THE REQUEST:
Print out every record exactly as it appears.
START RAW RECORDS
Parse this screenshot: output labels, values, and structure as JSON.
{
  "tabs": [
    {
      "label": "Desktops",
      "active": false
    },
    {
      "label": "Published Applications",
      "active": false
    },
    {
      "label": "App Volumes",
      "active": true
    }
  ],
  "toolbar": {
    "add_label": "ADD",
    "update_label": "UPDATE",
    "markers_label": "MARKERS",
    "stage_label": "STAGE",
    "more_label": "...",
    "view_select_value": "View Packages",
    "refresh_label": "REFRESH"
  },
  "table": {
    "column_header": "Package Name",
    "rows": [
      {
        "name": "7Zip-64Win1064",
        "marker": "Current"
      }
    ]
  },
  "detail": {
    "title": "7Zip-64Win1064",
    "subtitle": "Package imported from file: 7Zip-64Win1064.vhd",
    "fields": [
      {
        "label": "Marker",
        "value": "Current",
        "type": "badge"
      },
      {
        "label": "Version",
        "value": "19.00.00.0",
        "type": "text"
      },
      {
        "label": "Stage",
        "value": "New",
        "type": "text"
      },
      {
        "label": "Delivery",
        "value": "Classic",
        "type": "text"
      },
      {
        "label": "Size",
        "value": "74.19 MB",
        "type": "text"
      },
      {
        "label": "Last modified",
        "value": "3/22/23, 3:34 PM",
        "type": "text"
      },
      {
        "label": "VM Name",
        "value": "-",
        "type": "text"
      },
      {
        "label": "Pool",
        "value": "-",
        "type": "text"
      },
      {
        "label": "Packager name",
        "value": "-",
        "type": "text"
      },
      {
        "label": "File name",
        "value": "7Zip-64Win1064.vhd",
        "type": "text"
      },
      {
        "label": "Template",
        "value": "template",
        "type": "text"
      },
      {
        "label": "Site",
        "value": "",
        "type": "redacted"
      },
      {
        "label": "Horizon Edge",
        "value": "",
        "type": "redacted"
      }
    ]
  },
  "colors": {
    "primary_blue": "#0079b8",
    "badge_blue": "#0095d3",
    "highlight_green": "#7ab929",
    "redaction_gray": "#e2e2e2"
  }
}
END RAW RECORDS
SOLUTION TO THIS EXERCISE:
Parse this screenshot: output labels, values, and structure as JSON.
{
  "tabs": [
    {
      "label": "Desktops",
      "active": false
    },
    {
      "label": "Published Applications",
      "active": false
    },
    {
      "label": "App Volumes",
      "active": true
    }
  ],
  "toolbar": {
    "add_label": "ADD",
    "update_label": "UPDATE",
    "markers_label": "MARKERS",
    "stage_label": "STAGE",
    "more_label": "...",
    "view_select_value": "View Packages",
    "refresh_label": "REFRESH"
  },
  "table": {
    "column_header": "Package Name",
    "rows": [
      {
        "name": "7Zip-64Win1064",
        "marker": "Current"
      }
    ]
  },
  "detail": {
    "title": "7Zip-64Win1064",
    "subtitle": "Package imported from file: 7Zip-64Win1064.vhd",
    "fields": [
      {
        "label": "Marker",
        "value": "Current",
        "type": "badge"
      },
      {
        "label": "Version",
        "value": "19.00.00.0",
        "type": "text"
      },
      {
        "label": "Stage",
        "value": "New",
        "type": "text"
      },
      {
        "label": "Delivery",
        "value": "Classic",
        "type": "text"
      },
      {
        "label": "Size",
        "value": "74.19 MB",
        "type": "text"
      },
      {
        "label": "Last modified",
        "value": "3/22/23, 3:34 PM",
        "type": "text"
      },
      {
        "label": "VM Name",
        "value": "-",
        "type": "text"
      },
      {
        "label": "Pool",
        "value": "-",
        "type": "text"
      },
      {
        "label": "Packager name",
        "value": "-",
        "type": "text"
      },
      {
        "label": "File name",
        "value": "7Zip-64Win1064.vhd",
        "type": "text"
      },
      {
        "label": "Template",
        "value": "template",
        "type": "text"
      },
      {
        "label": "Site",
        "value": "",
        "type": "redacted"
      },
      {
        "label": "Horizon Edge",
        "value": "",
        "type": "redacted"
      }
    ]
  },
  "colors": {
    "primary_blue": "#0079b8",
    "badge_blue": "#0095d3",
    "highlight_green": "#7ab929",
    "redaction_gray": "#e2e2e2"
  }
}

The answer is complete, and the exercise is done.